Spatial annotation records
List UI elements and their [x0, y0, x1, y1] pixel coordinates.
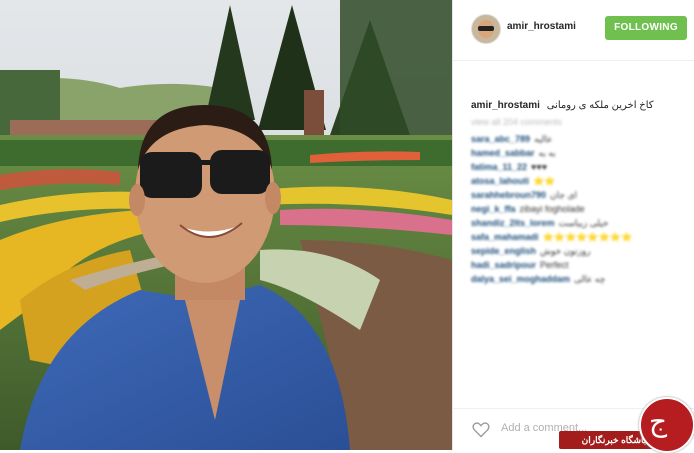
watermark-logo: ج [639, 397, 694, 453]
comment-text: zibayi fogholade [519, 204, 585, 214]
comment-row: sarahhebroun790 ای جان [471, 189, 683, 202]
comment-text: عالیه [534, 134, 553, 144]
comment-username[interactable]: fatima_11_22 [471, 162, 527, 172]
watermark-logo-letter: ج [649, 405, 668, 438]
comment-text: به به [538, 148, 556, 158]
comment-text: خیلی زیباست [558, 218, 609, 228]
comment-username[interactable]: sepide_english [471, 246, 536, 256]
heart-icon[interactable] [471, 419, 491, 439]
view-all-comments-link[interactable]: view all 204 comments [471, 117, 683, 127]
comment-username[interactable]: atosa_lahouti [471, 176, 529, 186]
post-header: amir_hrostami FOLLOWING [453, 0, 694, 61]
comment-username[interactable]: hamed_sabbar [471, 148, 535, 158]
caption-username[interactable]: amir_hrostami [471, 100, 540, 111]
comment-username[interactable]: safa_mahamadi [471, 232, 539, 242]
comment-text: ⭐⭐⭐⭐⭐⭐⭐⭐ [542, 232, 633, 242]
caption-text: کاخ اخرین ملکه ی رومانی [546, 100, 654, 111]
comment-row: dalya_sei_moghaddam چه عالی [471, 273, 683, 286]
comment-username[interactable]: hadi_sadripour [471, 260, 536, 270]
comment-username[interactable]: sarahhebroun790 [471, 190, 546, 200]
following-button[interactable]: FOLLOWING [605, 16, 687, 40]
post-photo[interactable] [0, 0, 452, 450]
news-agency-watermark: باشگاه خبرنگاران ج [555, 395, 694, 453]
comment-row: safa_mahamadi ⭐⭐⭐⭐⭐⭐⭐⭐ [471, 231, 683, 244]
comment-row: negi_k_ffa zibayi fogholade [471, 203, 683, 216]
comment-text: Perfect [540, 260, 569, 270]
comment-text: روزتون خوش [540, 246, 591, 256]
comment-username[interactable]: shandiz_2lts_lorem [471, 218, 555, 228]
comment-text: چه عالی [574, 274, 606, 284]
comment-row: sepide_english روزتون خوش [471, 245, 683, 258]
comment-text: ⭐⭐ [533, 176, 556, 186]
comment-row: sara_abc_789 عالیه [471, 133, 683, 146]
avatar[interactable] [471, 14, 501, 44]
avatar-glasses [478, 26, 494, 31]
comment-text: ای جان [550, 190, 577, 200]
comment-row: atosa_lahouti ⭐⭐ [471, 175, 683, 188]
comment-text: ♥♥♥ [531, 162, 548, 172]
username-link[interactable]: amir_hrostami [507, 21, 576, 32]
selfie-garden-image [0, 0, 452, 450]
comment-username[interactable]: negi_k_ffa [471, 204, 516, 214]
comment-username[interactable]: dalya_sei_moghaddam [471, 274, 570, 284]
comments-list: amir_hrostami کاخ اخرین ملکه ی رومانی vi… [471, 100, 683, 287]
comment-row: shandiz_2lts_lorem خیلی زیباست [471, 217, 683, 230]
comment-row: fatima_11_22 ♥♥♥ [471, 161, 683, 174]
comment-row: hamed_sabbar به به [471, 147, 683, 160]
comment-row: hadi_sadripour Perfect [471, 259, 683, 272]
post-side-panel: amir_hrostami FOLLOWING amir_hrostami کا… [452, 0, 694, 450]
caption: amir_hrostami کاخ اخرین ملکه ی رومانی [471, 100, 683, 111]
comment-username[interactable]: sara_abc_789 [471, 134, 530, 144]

▶ _WHAT IS REQUIRED_: Transcribe these records line for line, leaving out the pictures.

▶ _RESULT BELOW_:
List UI elements and their [x0, y0, x1, y1] pixel coordinates.
watermark-logo: ج [639, 397, 694, 453]
comment-text: zibayi fogholade [519, 204, 585, 214]
comment-row: sarahhebroun790 ای جان [471, 189, 683, 202]
comment-text: عالیه [534, 134, 553, 144]
comment-username[interactable]: fatima_11_22 [471, 162, 527, 172]
watermark-logo-letter: ج [649, 405, 668, 438]
comment-text: به به [538, 148, 556, 158]
comment-text: خیلی زیباست [558, 218, 609, 228]
comment-username[interactable]: sepide_english [471, 246, 536, 256]
heart-icon[interactable] [471, 419, 491, 439]
view-all-comments-link[interactable]: view all 204 comments [471, 117, 683, 127]
comment-username[interactable]: atosa_lahouti [471, 176, 529, 186]
post-header: amir_hrostami FOLLOWING [453, 0, 694, 61]
comment-username[interactable]: hamed_sabbar [471, 148, 535, 158]
caption-username[interactable]: amir_hrostami [471, 100, 540, 111]
comment-username[interactable]: safa_mahamadi [471, 232, 539, 242]
comment-text: ⭐⭐⭐⭐⭐⭐⭐⭐ [542, 232, 633, 242]
caption-text: کاخ اخرین ملکه ی رومانی [546, 100, 654, 111]
comment-row: dalya_sei_moghaddam چه عالی [471, 273, 683, 286]
comment-username[interactable]: hadi_sadripour [471, 260, 536, 270]
comment-username[interactable]: sarahhebroun790 [471, 190, 546, 200]
following-button[interactable]: FOLLOWING [605, 16, 687, 40]
post-photo[interactable] [0, 0, 452, 450]
news-agency-watermark: باشگاه خبرنگاران ج [555, 395, 694, 453]
comment-row: safa_mahamadi ⭐⭐⭐⭐⭐⭐⭐⭐ [471, 231, 683, 244]
comment-row: negi_k_ffa zibayi fogholade [471, 203, 683, 216]
comment-text: Perfect [540, 260, 569, 270]
comment-text: روزتون خوش [540, 246, 591, 256]
comment-username[interactable]: shandiz_2lts_lorem [471, 218, 555, 228]
comment-text: چه عالی [574, 274, 606, 284]
comment-row: sepide_english روزتون خوش [471, 245, 683, 258]
comment-text: ⭐⭐ [533, 176, 556, 186]
comment-row: sara_abc_789 عالیه [471, 133, 683, 146]
avatar[interactable] [471, 14, 501, 44]
avatar-glasses [478, 26, 494, 31]
comment-text: ای جان [550, 190, 577, 200]
comment-row: atosa_lahouti ⭐⭐ [471, 175, 683, 188]
comment-text: ♥♥♥ [531, 162, 548, 172]
username-link[interactable]: amir_hrostami [507, 21, 576, 32]
selfie-garden-image [0, 0, 452, 450]
comment-username[interactable]: negi_k_ffa [471, 204, 516, 214]
comment-username[interactable]: dalya_sei_moghaddam [471, 274, 570, 284]
comments-list: amir_hrostami کاخ اخرین ملکه ی رومانی vi… [471, 100, 683, 287]
comment-row: shandiz_2lts_lorem خیلی زیباست [471, 217, 683, 230]
comment-row: fatima_11_22 ♥♥♥ [471, 161, 683, 174]
comment-row: hamed_sabbar به به [471, 147, 683, 160]
comment-row: hadi_sadripour Perfect [471, 259, 683, 272]
post-side-panel: amir_hrostami FOLLOWING amir_hrostami کا… [452, 0, 694, 450]
caption: amir_hrostami کاخ اخرین ملکه ی رومانی [471, 100, 683, 111]
comment-username[interactable]: sara_abc_789 [471, 134, 530, 144]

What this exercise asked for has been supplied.